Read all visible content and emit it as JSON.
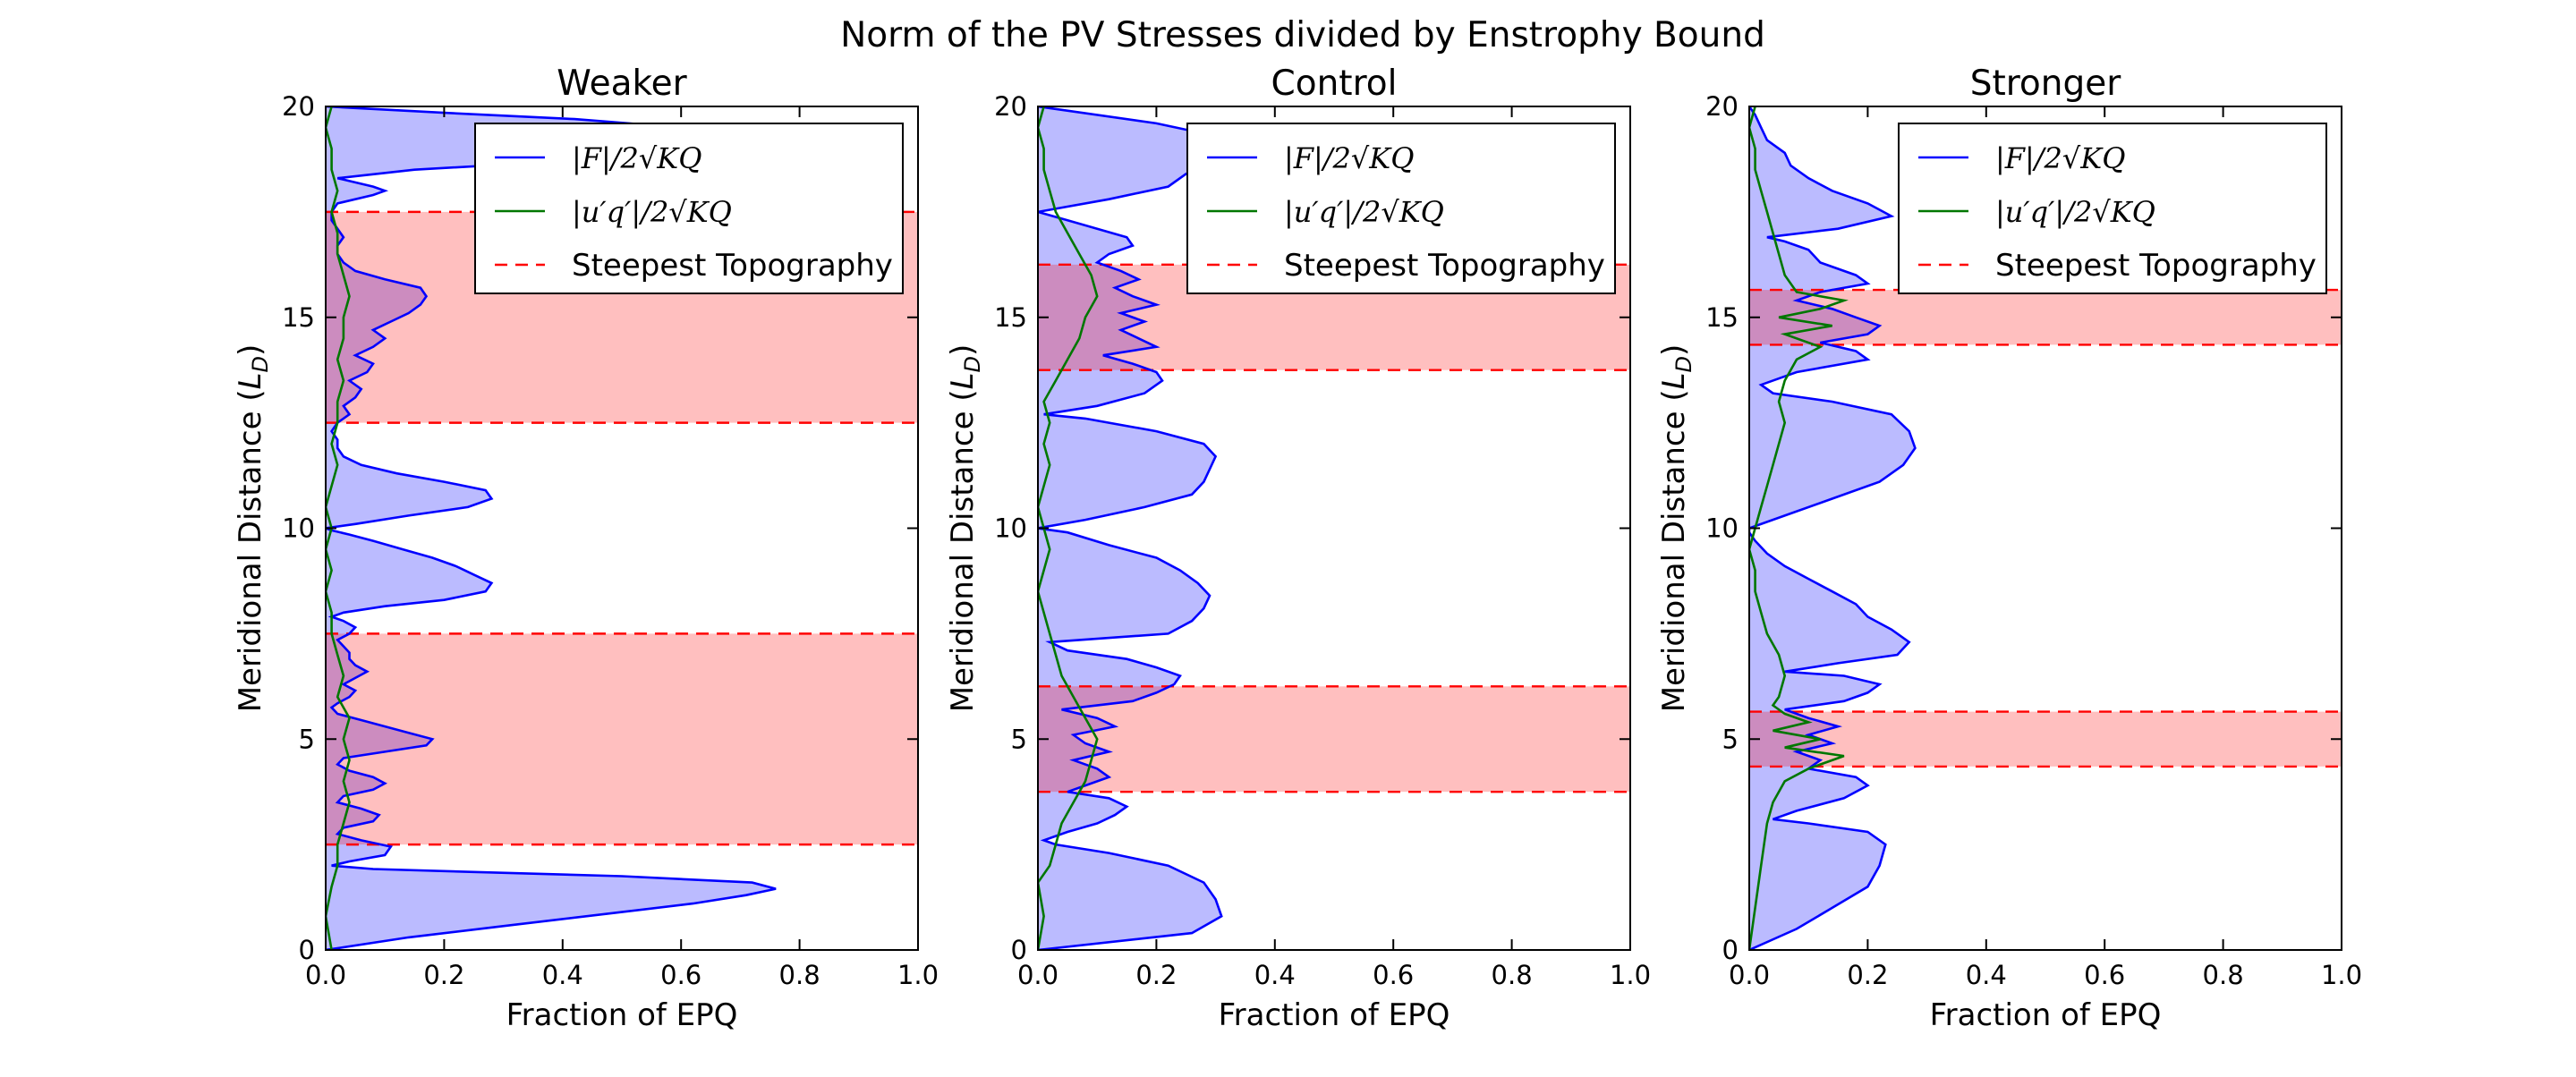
{
  "figure": {
    "title": "Norm of the PV Stresses divided by Enstrophy Bound"
  },
  "chart_data": [
    {
      "type": "area",
      "title": "Weaker",
      "orientation": "horizontal",
      "xlabel": "Fraction of EPQ",
      "ylabel": "Meridional Distance (L_D)",
      "xlim": [
        0,
        1
      ],
      "ylim": [
        0,
        20
      ],
      "xticks": [
        "0.0",
        "0.2",
        "0.4",
        "0.6",
        "0.8",
        "1.0"
      ],
      "yticks": [
        "0",
        "5",
        "10",
        "15",
        "20"
      ],
      "legend": {
        "position": "top-right",
        "entries": [
          "|F|/2√KQ",
          "|u′q′|/2√KQ",
          "Steepest Topography"
        ]
      },
      "bands": [
        [
          2.5,
          7.5
        ],
        [
          12.5,
          17.5
        ]
      ],
      "series": [
        {
          "name": "|F|/2√KQ",
          "color": "#0000ff",
          "fill": "#bbbbff",
          "y": [
            0,
            0.3,
            0.6,
            0.9,
            1.1,
            1.3,
            1.45,
            1.6,
            1.75,
            1.85,
            1.92,
            2.0,
            2.1,
            2.25,
            2.45,
            2.6,
            2.75,
            2.9,
            3.05,
            3.2,
            3.35,
            3.5,
            3.65,
            3.8,
            3.95,
            4.1,
            4.25,
            4.4,
            4.55,
            4.7,
            4.85,
            5.0,
            5.15,
            5.3,
            5.45,
            5.6,
            5.75,
            5.85,
            6.0,
            6.15,
            6.3,
            6.45,
            6.6,
            6.75,
            6.9,
            7.05,
            7.2,
            7.35,
            7.5,
            7.65,
            7.8,
            7.9,
            8.0,
            8.15,
            8.3,
            8.5,
            8.7,
            8.9,
            9.1,
            9.3,
            9.5,
            9.7,
            9.85,
            9.95,
            10.0,
            10.1,
            10.3,
            10.5,
            10.7,
            10.9,
            11.1,
            11.3,
            11.5,
            11.7,
            11.9,
            12.1,
            12.3,
            12.5,
            12.7,
            12.9,
            13.1,
            13.3,
            13.5,
            13.7,
            13.9,
            14.1,
            14.3,
            14.5,
            14.7,
            14.9,
            15.1,
            15.3,
            15.5,
            15.7,
            15.9,
            16.1,
            16.3,
            16.5,
            16.7,
            16.9,
            17.1,
            17.3,
            17.5,
            17.7,
            17.9,
            18.0,
            18.1,
            18.3,
            18.5,
            18.7,
            18.9,
            19.1,
            19.3,
            19.5,
            19.7,
            19.85,
            20.0
          ],
          "x": [
            0.0,
            0.14,
            0.32,
            0.5,
            0.62,
            0.71,
            0.76,
            0.72,
            0.5,
            0.25,
            0.08,
            0.01,
            0.04,
            0.1,
            0.11,
            0.06,
            0.02,
            0.03,
            0.08,
            0.09,
            0.06,
            0.02,
            0.03,
            0.08,
            0.1,
            0.08,
            0.04,
            0.02,
            0.03,
            0.1,
            0.17,
            0.18,
            0.14,
            0.1,
            0.06,
            0.02,
            0.01,
            0.02,
            0.04,
            0.05,
            0.03,
            0.05,
            0.07,
            0.05,
            0.04,
            0.04,
            0.03,
            0.02,
            0.04,
            0.05,
            0.03,
            0.01,
            0.03,
            0.1,
            0.2,
            0.27,
            0.28,
            0.25,
            0.22,
            0.18,
            0.13,
            0.08,
            0.04,
            0.01,
            0.0,
            0.05,
            0.14,
            0.24,
            0.28,
            0.27,
            0.2,
            0.12,
            0.06,
            0.03,
            0.02,
            0.02,
            0.01,
            0.02,
            0.04,
            0.03,
            0.05,
            0.06,
            0.04,
            0.07,
            0.08,
            0.05,
            0.08,
            0.1,
            0.08,
            0.11,
            0.14,
            0.16,
            0.17,
            0.16,
            0.1,
            0.05,
            0.03,
            0.02,
            0.02,
            0.03,
            0.02,
            0.01,
            0.01,
            0.02,
            0.08,
            0.1,
            0.08,
            0.02,
            0.15,
            0.4,
            0.62,
            0.75,
            0.74,
            0.6,
            0.42,
            0.2,
            0.0
          ]
        },
        {
          "name": "|u′q′|/2√KQ",
          "color": "#007700",
          "y": [
            0,
            0.8,
            1.5,
            2.0,
            2.5,
            3.0,
            3.5,
            4.0,
            4.5,
            5.0,
            5.5,
            6.0,
            6.5,
            7.0,
            7.5,
            8.0,
            8.5,
            9.0,
            9.5,
            10.0,
            10.5,
            11.0,
            11.5,
            12.0,
            12.5,
            13.0,
            13.5,
            14.0,
            14.5,
            15.0,
            15.5,
            16.0,
            16.5,
            17.0,
            17.5,
            18.0,
            18.5,
            19.0,
            19.5,
            20.0
          ],
          "x": [
            0.01,
            0.0,
            0.01,
            0.02,
            0.02,
            0.03,
            0.04,
            0.03,
            0.04,
            0.03,
            0.04,
            0.02,
            0.03,
            0.02,
            0.01,
            0.01,
            0.0,
            0.01,
            0.0,
            0.01,
            0.0,
            0.01,
            0.02,
            0.01,
            0.02,
            0.02,
            0.03,
            0.02,
            0.03,
            0.03,
            0.04,
            0.03,
            0.02,
            0.02,
            0.01,
            0.02,
            0.01,
            0.01,
            0.0,
            0.01
          ]
        }
      ]
    },
    {
      "type": "area",
      "title": "Control",
      "orientation": "horizontal",
      "xlabel": "Fraction of EPQ",
      "ylabel": "Meridional Distance (L_D)",
      "xlim": [
        0,
        1
      ],
      "ylim": [
        0,
        20
      ],
      "xticks": [
        "0.0",
        "0.2",
        "0.4",
        "0.6",
        "0.8",
        "1.0"
      ],
      "yticks": [
        "0",
        "5",
        "10",
        "15",
        "20"
      ],
      "legend": {
        "position": "top-right",
        "entries": [
          "|F|/2√KQ",
          "|u′q′|/2√KQ",
          "Steepest Topography"
        ]
      },
      "bands": [
        [
          3.75,
          6.25
        ],
        [
          13.75,
          16.25
        ]
      ],
      "series": [
        {
          "name": "|F|/2√KQ",
          "color": "#0000ff",
          "fill": "#bbbbff",
          "y": [
            0,
            0.4,
            0.8,
            1.2,
            1.6,
            2.0,
            2.3,
            2.5,
            2.6,
            2.8,
            3.0,
            3.2,
            3.4,
            3.6,
            3.75,
            3.9,
            4.1,
            4.3,
            4.5,
            4.7,
            4.9,
            5.1,
            5.3,
            5.5,
            5.7,
            5.9,
            6.1,
            6.3,
            6.5,
            6.7,
            6.9,
            7.1,
            7.3,
            7.5,
            7.8,
            8.1,
            8.4,
            8.7,
            9.0,
            9.3,
            9.6,
            9.9,
            10.0,
            10.2,
            10.5,
            10.8,
            11.1,
            11.4,
            11.7,
            12.0,
            12.3,
            12.6,
            12.7,
            12.9,
            13.2,
            13.5,
            13.7,
            13.9,
            14.1,
            14.3,
            14.5,
            14.7,
            14.9,
            15.1,
            15.3,
            15.5,
            15.7,
            15.9,
            16.1,
            16.3,
            16.5,
            16.7,
            16.9,
            17.1,
            17.3,
            17.5,
            17.8,
            18.1,
            18.4,
            18.7,
            19.0,
            19.3,
            19.6,
            20.0
          ],
          "x": [
            0.0,
            0.26,
            0.31,
            0.3,
            0.28,
            0.22,
            0.12,
            0.03,
            0.01,
            0.05,
            0.1,
            0.13,
            0.15,
            0.12,
            0.05,
            0.08,
            0.12,
            0.1,
            0.06,
            0.12,
            0.08,
            0.06,
            0.13,
            0.1,
            0.04,
            0.16,
            0.2,
            0.23,
            0.24,
            0.2,
            0.15,
            0.05,
            0.02,
            0.22,
            0.26,
            0.28,
            0.29,
            0.27,
            0.24,
            0.2,
            0.12,
            0.05,
            0.0,
            0.08,
            0.18,
            0.26,
            0.28,
            0.29,
            0.3,
            0.28,
            0.2,
            0.08,
            0.01,
            0.1,
            0.18,
            0.21,
            0.2,
            0.16,
            0.11,
            0.2,
            0.17,
            0.14,
            0.18,
            0.14,
            0.2,
            0.16,
            0.13,
            0.17,
            0.14,
            0.1,
            0.12,
            0.16,
            0.15,
            0.1,
            0.05,
            0.0,
            0.12,
            0.22,
            0.25,
            0.3,
            0.32,
            0.3,
            0.2,
            0.0
          ]
        },
        {
          "name": "|u′q′|/2√KQ",
          "color": "#007700",
          "y": [
            0,
            0.8,
            1.6,
            2.0,
            2.5,
            3.0,
            3.5,
            4.0,
            4.5,
            5.0,
            5.5,
            6.0,
            6.5,
            7.0,
            7.5,
            8.0,
            8.5,
            9.0,
            9.5,
            10.0,
            10.5,
            11.0,
            11.5,
            12.0,
            12.5,
            13.0,
            13.5,
            14.0,
            14.5,
            15.0,
            15.5,
            16.0,
            16.5,
            17.0,
            17.5,
            18.0,
            18.5,
            19.0,
            19.5,
            20.0
          ],
          "x": [
            0.0,
            0.01,
            0.0,
            0.02,
            0.03,
            0.04,
            0.06,
            0.08,
            0.09,
            0.1,
            0.08,
            0.06,
            0.04,
            0.03,
            0.02,
            0.01,
            0.0,
            0.01,
            0.02,
            0.01,
            0.0,
            0.01,
            0.02,
            0.01,
            0.02,
            0.01,
            0.03,
            0.05,
            0.07,
            0.08,
            0.1,
            0.09,
            0.07,
            0.05,
            0.03,
            0.02,
            0.01,
            0.01,
            0.0,
            0.01
          ]
        }
      ]
    },
    {
      "type": "area",
      "title": "Stronger",
      "orientation": "horizontal",
      "xlabel": "Fraction of EPQ",
      "ylabel": "Meridional Distance (L_D)",
      "xlim": [
        0,
        1
      ],
      "ylim": [
        0,
        20
      ],
      "xticks": [
        "0.0",
        "0.2",
        "0.4",
        "0.6",
        "0.8",
        "1.0"
      ],
      "yticks": [
        "0",
        "5",
        "10",
        "15",
        "20"
      ],
      "legend": {
        "position": "top-right",
        "entries": [
          "|F|/2√KQ",
          "|u′q′|/2√KQ",
          "Steepest Topography"
        ]
      },
      "bands": [
        [
          4.35,
          5.65
        ],
        [
          14.35,
          15.65
        ]
      ],
      "series": [
        {
          "name": "|F|/2√KQ",
          "color": "#0000ff",
          "fill": "#bbbbff",
          "y": [
            0,
            0.5,
            1.0,
            1.5,
            2.0,
            2.5,
            2.8,
            3.0,
            3.1,
            3.3,
            3.6,
            3.9,
            4.1,
            4.3,
            4.5,
            4.7,
            4.9,
            5.1,
            5.3,
            5.5,
            5.7,
            5.9,
            6.1,
            6.3,
            6.5,
            6.6,
            6.8,
            7.0,
            7.3,
            7.6,
            7.9,
            8.2,
            8.5,
            8.8,
            9.1,
            9.4,
            9.7,
            9.9,
            10.0,
            10.3,
            10.7,
            11.1,
            11.5,
            11.9,
            12.3,
            12.7,
            13.0,
            13.2,
            13.4,
            13.7,
            14.0,
            14.2,
            14.4,
            14.6,
            14.8,
            15.0,
            15.2,
            15.4,
            15.6,
            15.8,
            16.0,
            16.3,
            16.6,
            16.8,
            16.9,
            17.1,
            17.4,
            17.7,
            18.0,
            18.3,
            18.6,
            18.9,
            19.2,
            19.5,
            19.8,
            20.0
          ],
          "x": [
            0.0,
            0.08,
            0.14,
            0.2,
            0.22,
            0.23,
            0.2,
            0.1,
            0.04,
            0.08,
            0.16,
            0.2,
            0.18,
            0.1,
            0.12,
            0.08,
            0.14,
            0.1,
            0.15,
            0.1,
            0.06,
            0.16,
            0.2,
            0.22,
            0.16,
            0.06,
            0.15,
            0.25,
            0.27,
            0.24,
            0.2,
            0.18,
            0.14,
            0.1,
            0.06,
            0.03,
            0.01,
            0.0,
            0.0,
            0.06,
            0.14,
            0.22,
            0.26,
            0.28,
            0.27,
            0.24,
            0.14,
            0.04,
            0.02,
            0.08,
            0.2,
            0.18,
            0.12,
            0.2,
            0.22,
            0.18,
            0.14,
            0.08,
            0.12,
            0.2,
            0.18,
            0.12,
            0.1,
            0.06,
            0.03,
            0.15,
            0.24,
            0.2,
            0.14,
            0.1,
            0.07,
            0.06,
            0.03,
            0.02,
            0.01,
            0.0
          ]
        },
        {
          "name": "|u′q′|/2√KQ",
          "color": "#007700",
          "y": [
            0,
            1.0,
            2.0,
            3.0,
            3.5,
            4.0,
            4.3,
            4.6,
            4.8,
            5.0,
            5.2,
            5.4,
            5.6,
            5.8,
            6.0,
            6.5,
            7.0,
            7.5,
            8.0,
            8.5,
            9.0,
            9.5,
            10.0,
            10.5,
            11.0,
            11.5,
            12.0,
            12.5,
            13.0,
            13.5,
            14.0,
            14.3,
            14.6,
            14.8,
            15.0,
            15.2,
            15.4,
            15.6,
            16.0,
            16.5,
            17.0,
            17.5,
            18.0,
            18.5,
            19.0,
            19.5,
            20.0
          ],
          "x": [
            0.0,
            0.01,
            0.02,
            0.03,
            0.04,
            0.06,
            0.1,
            0.16,
            0.06,
            0.12,
            0.04,
            0.1,
            0.06,
            0.04,
            0.05,
            0.06,
            0.05,
            0.03,
            0.02,
            0.01,
            0.01,
            0.0,
            0.01,
            0.02,
            0.03,
            0.04,
            0.05,
            0.06,
            0.05,
            0.06,
            0.08,
            0.12,
            0.06,
            0.14,
            0.05,
            0.12,
            0.16,
            0.08,
            0.06,
            0.05,
            0.04,
            0.03,
            0.02,
            0.01,
            0.01,
            0.0,
            0.01
          ]
        }
      ]
    }
  ]
}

◇ ◇ ◇

# Directive
List all lines above in which the string "title" appears.

# Written response
    "title": "Norm of the PV Stresses divided by Enstrophy Bound"
      "title": "Weaker",
      "title": "Control",
      "title": "Stronger",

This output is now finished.